── Document extract ──

Staff operating NHS 111 calls are leaving in significant numbers, a union has warned.
Heavy workloads, chronic staff shortages and abuse from callers have been listed as reasons for their departures from the service.
Unison revealed figures from six ambulance services in England and Wales, showing almost half of their workforce left their jobs in the three years leading up to April 2024.
The study also highlighted a severe impact on well-being, with 300,000 days lost to ill health across these six organisations during the same period.
In the year to April 2024, the service for Yorkshire had the highest staff turnover (76 per cent), followed by South East Coast (62 per cent) and South Central (44 per cent), said Unison.
The report also includes a survey of more than 200 staff, who said the volume of calls, staff shortages and aggressive and abusive callers were the worst challenges they faced in the job.

Unison’s national ambulance officer Sharan Bandesha said: “NHS 111 is a lifeline for patients and their families.
“The service provides vital advice and access to care when they urgently need it.
“But staff are under immense pressure and it’s no surprise many don’t stay in the role.
“Bringing 111 services back in-house, paying staff properly for their work and employing enough staff to alleviate pressure would help ensure NHS 111 is fit for the future.”
Unison said it received relevant data from six NHS ambulance trusts: London, North West, South East Coast, South Central, Wales and Yorkshire.
Meanwhile, England's resident doctors are to strike for six days next month, the British Medical Association (BMA) has announced, escalating their ongoing row over jobs and pay.
This latest industrial action will commence at 7am on 7 April, immediately following the Easter bank holiday weekend.
The walkout is scheduled to conclude at 6.59am on 13 April.
“We have been negotiating in good faith for weeks to try and end the simultaneous pay and jobs crises for resident doctors,” BMA Resident Doctors Committee chair Jack Fletcher said.
“Frustratingly, we had been making good progress right up until the point, in the last two weeks, when the government began to shift the goalposts. As talks progressed, it became clear that the money proposed for pay increases was now going to be spread over three years.
“This is combined with today’s pay review body (DDRB) recommendation of a 3.5 per cent uplift, pointing to yet more years in which our pay, at best, barely treads water.
“We have made abundantly clear throughout this dispute that our aim is pay restoration, and any deal that did not move us substantially in that direction was not going to fly.”

───

#### [Assignment]
In the article on NHS 111 staff, which ambulance service had the highest staff turnover in the year to April 2024?

── Data excerpts ──

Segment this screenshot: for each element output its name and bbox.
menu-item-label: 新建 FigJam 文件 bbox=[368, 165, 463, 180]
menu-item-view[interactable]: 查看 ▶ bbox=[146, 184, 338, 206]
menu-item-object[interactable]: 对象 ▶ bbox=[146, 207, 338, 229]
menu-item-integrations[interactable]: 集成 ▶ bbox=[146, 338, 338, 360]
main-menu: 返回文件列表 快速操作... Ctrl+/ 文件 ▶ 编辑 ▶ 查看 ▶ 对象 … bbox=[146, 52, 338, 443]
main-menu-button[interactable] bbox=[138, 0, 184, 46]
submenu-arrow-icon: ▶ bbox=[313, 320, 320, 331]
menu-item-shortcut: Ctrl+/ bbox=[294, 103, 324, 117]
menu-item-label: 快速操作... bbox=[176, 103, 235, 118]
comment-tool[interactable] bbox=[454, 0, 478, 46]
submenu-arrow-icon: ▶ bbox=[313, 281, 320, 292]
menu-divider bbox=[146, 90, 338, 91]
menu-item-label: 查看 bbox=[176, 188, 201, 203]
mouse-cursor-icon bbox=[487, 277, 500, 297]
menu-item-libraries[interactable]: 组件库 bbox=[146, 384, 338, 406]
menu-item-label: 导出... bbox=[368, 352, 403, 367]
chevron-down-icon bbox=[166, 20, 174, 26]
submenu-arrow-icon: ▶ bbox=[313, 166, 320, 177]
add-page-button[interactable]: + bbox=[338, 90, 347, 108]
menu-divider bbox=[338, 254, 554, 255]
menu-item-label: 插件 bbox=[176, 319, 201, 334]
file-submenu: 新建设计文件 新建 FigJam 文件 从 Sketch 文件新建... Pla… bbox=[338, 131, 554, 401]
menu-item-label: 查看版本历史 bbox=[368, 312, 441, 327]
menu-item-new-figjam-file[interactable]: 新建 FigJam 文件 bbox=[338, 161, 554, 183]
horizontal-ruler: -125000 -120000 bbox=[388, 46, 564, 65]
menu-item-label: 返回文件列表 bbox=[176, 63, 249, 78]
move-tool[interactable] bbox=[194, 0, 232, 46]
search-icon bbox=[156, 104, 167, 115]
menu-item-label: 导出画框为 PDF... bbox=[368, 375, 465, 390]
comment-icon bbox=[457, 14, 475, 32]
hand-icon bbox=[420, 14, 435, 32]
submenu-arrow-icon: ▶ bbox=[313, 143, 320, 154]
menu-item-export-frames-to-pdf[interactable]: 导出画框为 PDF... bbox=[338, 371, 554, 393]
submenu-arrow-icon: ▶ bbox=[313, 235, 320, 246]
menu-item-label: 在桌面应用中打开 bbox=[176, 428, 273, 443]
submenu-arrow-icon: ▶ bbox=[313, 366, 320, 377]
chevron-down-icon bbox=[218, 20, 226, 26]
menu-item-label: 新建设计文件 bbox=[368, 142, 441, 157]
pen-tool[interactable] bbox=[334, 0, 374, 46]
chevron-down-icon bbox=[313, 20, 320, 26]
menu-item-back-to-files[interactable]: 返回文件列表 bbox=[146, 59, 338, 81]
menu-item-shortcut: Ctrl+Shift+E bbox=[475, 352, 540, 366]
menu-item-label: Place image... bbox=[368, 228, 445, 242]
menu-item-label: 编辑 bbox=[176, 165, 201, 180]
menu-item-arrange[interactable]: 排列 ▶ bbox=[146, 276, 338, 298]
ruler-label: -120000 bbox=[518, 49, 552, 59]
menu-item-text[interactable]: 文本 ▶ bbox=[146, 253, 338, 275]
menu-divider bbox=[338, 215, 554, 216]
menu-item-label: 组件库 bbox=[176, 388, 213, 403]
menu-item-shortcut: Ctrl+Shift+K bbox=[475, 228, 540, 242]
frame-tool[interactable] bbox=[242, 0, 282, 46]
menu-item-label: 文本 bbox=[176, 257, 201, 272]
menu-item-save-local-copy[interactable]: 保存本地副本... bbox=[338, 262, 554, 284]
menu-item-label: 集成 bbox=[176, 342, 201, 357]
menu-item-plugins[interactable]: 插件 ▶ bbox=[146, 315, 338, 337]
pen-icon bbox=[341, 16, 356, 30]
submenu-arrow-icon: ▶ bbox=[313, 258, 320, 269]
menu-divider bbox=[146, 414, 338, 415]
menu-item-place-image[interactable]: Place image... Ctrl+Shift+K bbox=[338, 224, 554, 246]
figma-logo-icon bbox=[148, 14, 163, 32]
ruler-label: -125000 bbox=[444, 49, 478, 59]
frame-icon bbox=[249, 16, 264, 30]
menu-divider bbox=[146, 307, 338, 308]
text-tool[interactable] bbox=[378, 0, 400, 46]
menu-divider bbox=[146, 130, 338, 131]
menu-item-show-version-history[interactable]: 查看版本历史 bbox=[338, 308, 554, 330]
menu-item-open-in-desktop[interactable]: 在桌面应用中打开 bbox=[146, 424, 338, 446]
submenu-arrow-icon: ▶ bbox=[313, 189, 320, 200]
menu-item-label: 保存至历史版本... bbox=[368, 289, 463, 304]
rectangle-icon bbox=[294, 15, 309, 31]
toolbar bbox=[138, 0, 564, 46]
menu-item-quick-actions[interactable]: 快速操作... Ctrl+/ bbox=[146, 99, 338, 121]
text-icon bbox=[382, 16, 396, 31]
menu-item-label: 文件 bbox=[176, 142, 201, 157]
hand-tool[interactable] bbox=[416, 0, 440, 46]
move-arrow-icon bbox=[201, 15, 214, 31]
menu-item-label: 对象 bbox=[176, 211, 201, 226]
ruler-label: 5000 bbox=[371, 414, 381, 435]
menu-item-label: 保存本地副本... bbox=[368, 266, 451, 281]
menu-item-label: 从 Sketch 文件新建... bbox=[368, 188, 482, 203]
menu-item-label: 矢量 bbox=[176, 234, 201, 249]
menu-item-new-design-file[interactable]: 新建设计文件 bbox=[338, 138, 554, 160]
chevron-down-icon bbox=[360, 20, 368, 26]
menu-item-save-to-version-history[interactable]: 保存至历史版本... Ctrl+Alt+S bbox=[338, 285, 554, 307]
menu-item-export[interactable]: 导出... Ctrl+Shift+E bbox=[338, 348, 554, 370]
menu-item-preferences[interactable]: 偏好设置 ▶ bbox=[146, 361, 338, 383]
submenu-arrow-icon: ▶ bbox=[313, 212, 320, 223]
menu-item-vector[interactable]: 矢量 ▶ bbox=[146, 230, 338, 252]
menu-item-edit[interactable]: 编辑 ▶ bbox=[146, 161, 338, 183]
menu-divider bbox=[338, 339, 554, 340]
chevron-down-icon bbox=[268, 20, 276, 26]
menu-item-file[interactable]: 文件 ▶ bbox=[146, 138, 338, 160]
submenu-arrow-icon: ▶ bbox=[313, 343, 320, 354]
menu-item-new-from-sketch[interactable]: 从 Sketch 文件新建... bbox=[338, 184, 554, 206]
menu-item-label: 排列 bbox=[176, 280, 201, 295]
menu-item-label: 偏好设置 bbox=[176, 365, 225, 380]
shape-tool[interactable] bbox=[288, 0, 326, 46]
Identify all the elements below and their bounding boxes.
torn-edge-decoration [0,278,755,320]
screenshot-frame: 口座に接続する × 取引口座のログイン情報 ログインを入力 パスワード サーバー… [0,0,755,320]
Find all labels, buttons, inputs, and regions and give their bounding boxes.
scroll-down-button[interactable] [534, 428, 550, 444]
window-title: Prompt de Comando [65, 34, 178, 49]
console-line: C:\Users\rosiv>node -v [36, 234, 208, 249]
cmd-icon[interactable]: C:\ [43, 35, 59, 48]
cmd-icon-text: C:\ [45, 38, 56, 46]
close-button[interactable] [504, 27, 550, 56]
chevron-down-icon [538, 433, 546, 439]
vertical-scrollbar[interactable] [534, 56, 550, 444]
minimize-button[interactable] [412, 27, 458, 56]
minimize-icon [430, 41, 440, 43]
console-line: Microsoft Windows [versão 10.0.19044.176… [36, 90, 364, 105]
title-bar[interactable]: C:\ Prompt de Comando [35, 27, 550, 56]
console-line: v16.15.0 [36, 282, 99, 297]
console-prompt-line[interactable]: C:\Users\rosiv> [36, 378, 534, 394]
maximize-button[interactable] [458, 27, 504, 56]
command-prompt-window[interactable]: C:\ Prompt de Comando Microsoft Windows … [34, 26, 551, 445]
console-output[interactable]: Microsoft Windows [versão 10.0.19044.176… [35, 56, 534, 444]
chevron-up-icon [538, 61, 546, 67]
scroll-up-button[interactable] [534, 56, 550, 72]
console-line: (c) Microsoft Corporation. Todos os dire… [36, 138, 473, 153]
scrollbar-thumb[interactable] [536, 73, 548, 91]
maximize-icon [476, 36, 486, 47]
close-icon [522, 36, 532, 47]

───

#### [Task solution]
Yorkshire, with a turnover of 76 percent.